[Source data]

####################

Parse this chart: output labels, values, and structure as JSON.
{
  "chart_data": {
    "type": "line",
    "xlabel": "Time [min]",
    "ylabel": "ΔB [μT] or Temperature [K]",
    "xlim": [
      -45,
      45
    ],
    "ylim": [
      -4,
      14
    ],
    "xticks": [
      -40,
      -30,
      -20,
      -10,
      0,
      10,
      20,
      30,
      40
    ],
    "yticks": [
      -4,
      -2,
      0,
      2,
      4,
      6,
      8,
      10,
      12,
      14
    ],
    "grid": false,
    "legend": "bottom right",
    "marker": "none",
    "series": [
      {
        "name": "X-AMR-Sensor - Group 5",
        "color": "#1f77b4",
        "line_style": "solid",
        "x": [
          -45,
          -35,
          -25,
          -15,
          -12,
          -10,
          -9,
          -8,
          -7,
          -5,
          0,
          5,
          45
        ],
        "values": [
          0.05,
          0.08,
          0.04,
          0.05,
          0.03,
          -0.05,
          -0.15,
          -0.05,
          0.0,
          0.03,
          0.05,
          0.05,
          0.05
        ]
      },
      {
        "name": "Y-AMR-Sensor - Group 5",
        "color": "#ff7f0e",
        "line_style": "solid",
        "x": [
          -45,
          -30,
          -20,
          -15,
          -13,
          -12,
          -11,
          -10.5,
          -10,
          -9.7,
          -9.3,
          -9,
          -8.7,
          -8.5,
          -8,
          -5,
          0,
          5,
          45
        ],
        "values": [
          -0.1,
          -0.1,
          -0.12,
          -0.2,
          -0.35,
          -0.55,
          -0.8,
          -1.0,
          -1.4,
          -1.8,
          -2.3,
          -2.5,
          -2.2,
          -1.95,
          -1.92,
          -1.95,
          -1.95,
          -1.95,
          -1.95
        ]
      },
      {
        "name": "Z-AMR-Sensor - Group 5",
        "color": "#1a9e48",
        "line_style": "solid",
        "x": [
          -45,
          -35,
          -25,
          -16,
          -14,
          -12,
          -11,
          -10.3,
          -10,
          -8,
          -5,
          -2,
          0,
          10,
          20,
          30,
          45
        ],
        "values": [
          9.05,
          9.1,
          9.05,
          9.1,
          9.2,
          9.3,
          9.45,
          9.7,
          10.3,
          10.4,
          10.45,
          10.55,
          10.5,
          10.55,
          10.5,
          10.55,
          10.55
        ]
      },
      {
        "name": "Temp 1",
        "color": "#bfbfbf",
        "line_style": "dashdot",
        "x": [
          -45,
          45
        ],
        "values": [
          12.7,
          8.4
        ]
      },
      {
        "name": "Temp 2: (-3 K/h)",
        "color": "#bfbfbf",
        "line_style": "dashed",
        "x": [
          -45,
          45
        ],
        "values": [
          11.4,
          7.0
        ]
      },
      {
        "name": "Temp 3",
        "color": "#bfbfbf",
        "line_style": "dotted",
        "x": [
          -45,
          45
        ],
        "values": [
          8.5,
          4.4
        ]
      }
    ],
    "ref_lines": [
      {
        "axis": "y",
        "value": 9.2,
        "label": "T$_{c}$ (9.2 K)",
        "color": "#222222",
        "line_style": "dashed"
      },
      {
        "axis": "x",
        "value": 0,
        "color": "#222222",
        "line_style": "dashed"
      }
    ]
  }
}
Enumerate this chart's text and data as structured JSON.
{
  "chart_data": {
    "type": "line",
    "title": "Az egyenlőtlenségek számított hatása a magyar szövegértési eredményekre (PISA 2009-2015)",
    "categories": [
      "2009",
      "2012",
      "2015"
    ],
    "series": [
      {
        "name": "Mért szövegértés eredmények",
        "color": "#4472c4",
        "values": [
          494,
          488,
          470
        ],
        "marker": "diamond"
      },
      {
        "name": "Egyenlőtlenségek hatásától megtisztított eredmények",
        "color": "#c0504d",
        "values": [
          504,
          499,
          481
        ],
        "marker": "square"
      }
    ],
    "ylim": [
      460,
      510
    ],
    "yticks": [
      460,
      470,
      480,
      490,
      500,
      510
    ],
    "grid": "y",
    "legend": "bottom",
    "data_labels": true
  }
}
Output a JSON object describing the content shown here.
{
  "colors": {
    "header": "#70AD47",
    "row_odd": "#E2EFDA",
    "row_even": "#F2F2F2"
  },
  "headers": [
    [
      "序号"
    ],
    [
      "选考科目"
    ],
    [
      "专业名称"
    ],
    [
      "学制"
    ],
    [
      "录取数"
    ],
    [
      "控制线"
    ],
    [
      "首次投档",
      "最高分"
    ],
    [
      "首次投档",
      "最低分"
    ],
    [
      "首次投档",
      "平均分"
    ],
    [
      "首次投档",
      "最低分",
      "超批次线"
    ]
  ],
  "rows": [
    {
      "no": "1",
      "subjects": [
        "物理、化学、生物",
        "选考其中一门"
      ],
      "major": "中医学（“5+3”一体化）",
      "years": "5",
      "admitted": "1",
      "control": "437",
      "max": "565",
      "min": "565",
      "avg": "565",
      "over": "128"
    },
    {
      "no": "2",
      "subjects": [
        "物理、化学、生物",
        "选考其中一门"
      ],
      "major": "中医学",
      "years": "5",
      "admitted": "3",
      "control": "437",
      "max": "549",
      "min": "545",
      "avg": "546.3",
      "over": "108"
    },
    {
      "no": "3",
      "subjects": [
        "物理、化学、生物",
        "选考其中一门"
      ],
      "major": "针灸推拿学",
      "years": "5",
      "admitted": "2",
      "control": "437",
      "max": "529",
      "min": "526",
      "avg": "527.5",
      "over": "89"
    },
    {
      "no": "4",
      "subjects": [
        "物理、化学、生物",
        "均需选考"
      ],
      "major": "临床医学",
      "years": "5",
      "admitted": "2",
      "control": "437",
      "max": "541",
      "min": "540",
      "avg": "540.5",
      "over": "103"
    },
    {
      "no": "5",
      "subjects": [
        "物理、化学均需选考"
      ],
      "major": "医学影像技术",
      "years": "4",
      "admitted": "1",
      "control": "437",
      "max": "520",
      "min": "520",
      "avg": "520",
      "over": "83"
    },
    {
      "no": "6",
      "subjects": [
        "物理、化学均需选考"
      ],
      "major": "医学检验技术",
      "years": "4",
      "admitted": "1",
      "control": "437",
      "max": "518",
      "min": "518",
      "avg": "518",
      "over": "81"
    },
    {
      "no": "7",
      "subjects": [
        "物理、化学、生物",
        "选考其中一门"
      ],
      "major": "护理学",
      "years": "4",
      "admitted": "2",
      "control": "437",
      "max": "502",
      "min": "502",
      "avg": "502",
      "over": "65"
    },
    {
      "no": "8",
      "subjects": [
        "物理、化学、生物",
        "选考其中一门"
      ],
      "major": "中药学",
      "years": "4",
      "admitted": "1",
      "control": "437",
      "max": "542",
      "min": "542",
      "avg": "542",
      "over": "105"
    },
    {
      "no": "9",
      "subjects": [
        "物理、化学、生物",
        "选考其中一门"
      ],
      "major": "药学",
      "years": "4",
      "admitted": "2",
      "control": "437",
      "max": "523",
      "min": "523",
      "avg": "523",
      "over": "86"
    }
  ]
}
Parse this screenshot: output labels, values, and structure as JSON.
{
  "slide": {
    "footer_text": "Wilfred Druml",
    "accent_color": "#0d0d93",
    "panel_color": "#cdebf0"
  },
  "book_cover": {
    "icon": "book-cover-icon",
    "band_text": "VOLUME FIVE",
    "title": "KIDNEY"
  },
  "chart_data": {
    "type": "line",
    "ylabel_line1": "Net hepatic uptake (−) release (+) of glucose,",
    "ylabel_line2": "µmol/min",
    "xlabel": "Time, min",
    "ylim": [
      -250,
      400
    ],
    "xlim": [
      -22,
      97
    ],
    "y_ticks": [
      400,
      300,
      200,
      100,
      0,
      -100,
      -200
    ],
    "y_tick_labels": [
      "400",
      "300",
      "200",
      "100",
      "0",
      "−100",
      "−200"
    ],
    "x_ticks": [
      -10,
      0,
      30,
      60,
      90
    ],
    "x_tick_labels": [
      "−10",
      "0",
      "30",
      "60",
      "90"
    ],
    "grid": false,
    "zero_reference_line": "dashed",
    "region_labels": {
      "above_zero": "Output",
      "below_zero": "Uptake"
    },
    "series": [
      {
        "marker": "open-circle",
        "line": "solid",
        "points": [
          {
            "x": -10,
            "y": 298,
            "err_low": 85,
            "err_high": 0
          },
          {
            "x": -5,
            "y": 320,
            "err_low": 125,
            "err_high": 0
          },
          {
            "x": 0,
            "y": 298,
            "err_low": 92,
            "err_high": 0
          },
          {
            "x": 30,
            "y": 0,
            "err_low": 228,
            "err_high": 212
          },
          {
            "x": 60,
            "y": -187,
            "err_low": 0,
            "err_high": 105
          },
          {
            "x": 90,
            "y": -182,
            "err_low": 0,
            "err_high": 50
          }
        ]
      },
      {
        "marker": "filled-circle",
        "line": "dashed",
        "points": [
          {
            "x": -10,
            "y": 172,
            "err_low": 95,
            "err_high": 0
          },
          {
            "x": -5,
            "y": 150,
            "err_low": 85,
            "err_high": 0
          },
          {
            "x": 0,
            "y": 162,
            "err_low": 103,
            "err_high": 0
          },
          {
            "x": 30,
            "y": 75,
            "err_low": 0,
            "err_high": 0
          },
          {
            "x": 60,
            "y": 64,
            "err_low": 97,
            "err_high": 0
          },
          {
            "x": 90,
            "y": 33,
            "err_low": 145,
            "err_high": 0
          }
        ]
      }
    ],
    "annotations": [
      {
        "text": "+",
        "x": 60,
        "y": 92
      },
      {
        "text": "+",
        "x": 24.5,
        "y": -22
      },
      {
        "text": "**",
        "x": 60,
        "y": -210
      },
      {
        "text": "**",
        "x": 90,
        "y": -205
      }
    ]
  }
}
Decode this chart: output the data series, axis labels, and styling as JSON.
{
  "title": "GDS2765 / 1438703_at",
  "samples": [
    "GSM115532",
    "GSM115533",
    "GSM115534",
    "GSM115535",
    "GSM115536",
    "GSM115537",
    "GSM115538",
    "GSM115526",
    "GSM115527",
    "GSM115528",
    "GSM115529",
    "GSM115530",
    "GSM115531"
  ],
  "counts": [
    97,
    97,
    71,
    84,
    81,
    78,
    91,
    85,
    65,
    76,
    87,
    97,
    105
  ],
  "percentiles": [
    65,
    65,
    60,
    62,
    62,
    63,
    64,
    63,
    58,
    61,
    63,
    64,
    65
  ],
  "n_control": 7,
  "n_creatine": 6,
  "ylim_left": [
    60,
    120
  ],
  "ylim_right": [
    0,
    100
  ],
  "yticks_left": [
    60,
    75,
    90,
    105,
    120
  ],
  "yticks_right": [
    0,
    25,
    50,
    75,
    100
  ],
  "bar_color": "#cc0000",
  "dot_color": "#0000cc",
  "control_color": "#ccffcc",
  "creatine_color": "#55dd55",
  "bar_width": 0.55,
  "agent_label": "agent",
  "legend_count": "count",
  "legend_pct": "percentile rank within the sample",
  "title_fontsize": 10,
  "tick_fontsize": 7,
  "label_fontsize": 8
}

####################

### EXERCISE GOAL
Tell how many lines include "JSON". The number is the whole answer.

### SOLUTION TO THIS PROBLEM
5